* [Task objective]:
Copy every record below exactly as written, but leave out the pictures.

* [Excerpted records]:
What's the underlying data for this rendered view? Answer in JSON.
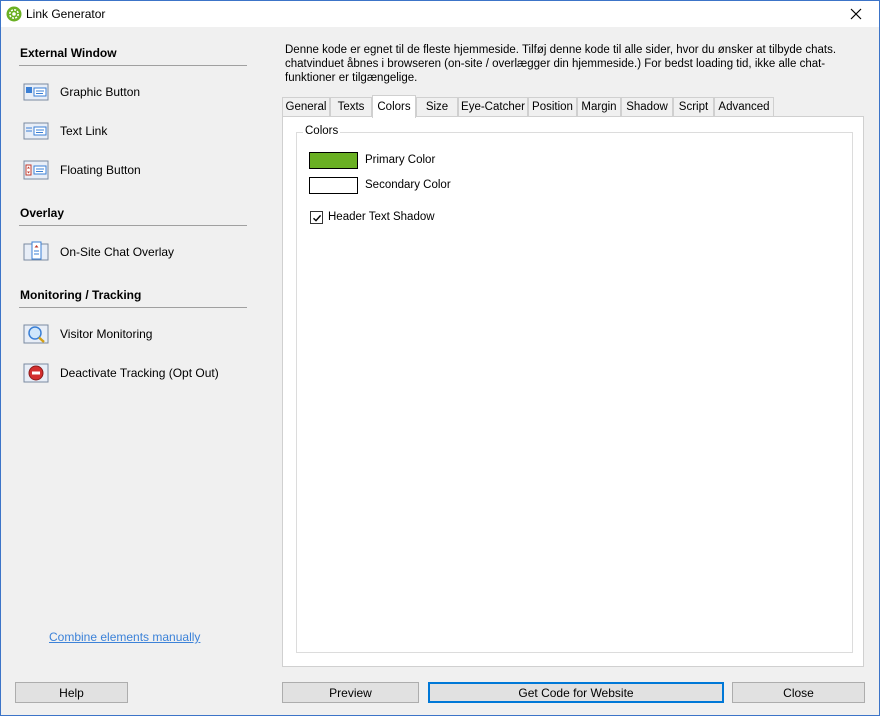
{
  "window": {
    "title": "Link Generator",
    "app_icon": "gear-icon",
    "close_icon": "close-icon"
  },
  "sidebar": {
    "sections": [
      {
        "header": "External Window",
        "items": [
          {
            "label": "Graphic Button",
            "icon": "graphic-button-icon"
          },
          {
            "label": "Text Link",
            "icon": "text-link-icon"
          },
          {
            "label": "Floating Button",
            "icon": "floating-button-icon"
          }
        ]
      },
      {
        "header": "Overlay",
        "items": [
          {
            "label": "On-Site Chat Overlay",
            "icon": "chat-overlay-icon"
          }
        ]
      },
      {
        "header": "Monitoring / Tracking",
        "items": [
          {
            "label": "Visitor Monitoring",
            "icon": "visitor-monitoring-icon"
          },
          {
            "label": "Deactivate Tracking (Opt Out)",
            "icon": "deactivate-tracking-icon"
          }
        ]
      }
    ],
    "combine_link": "Combine elements manually",
    "help_button": "Help"
  },
  "main": {
    "description": "Denne kode er egnet til de fleste hjemmeside. Tilføj denne kode til alle sider, hvor du ønsker at tilbyde chats. chatvinduet åbnes i browseren (on-site / overlægger din hjemmeside.) For bedst loading tid, ikke alle chat-funktioner er tilgængelige.",
    "tabs": [
      "General",
      "Texts",
      "Colors",
      "Size",
      "Eye-Catcher",
      "Position",
      "Margin",
      "Shadow",
      "Script",
      "Advanced"
    ],
    "active_tab": "Colors",
    "colors_group": {
      "title": "Colors",
      "primary_label": "Primary Color",
      "primary_color": "#6ab023",
      "secondary_label": "Secondary Color",
      "secondary_color": "#ffffff",
      "header_shadow_label": "Header Text Shadow",
      "header_shadow_checked": true
    }
  },
  "footer": {
    "preview_button": "Preview",
    "get_code_button": "Get Code for Website",
    "close_button": "Close"
  }
}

* [Solution to this problem]:
What's the underlying data for this rendered view? Answer in JSON.
{
  "window": {
    "title": "Link Generator",
    "app_icon": "gear-icon",
    "close_icon": "close-icon"
  },
  "sidebar": {
    "sections": [
      {
        "header": "External Window",
        "items": [
          {
            "label": "Graphic Button",
            "icon": "graphic-button-icon"
          },
          {
            "label": "Text Link",
            "icon": "text-link-icon"
          },
          {
            "label": "Floating Button",
            "icon": "floating-button-icon"
          }
        ]
      },
      {
        "header": "Overlay",
        "items": [
          {
            "label": "On-Site Chat Overlay",
            "icon": "chat-overlay-icon"
          }
        ]
      },
      {
        "header": "Monitoring / Tracking",
        "items": [
          {
            "label": "Visitor Monitoring",
            "icon": "visitor-monitoring-icon"
          },
          {
            "label": "Deactivate Tracking (Opt Out)",
            "icon": "deactivate-tracking-icon"
          }
        ]
      }
    ],
    "combine_link": "Combine elements manually",
    "help_button": "Help"
  },
  "main": {
    "description": "Denne kode er egnet til de fleste hjemmeside. Tilføj denne kode til alle sider, hvor du ønsker at tilbyde chats. chatvinduet åbnes i browseren (on-site / overlægger din hjemmeside.) For bedst loading tid, ikke alle chat-funktioner er tilgængelige.",
    "tabs": [
      "General",
      "Texts",
      "Colors",
      "Size",
      "Eye-Catcher",
      "Position",
      "Margin",
      "Shadow",
      "Script",
      "Advanced"
    ],
    "active_tab": "Colors",
    "colors_group": {
      "title": "Colors",
      "primary_label": "Primary Color",
      "primary_color": "#6ab023",
      "secondary_label": "Secondary Color",
      "secondary_color": "#ffffff",
      "header_shadow_label": "Header Text Shadow",
      "header_shadow_checked": true
    }
  },
  "footer": {
    "preview_button": "Preview",
    "get_code_button": "Get Code for Website",
    "close_button": "Close"
  }
}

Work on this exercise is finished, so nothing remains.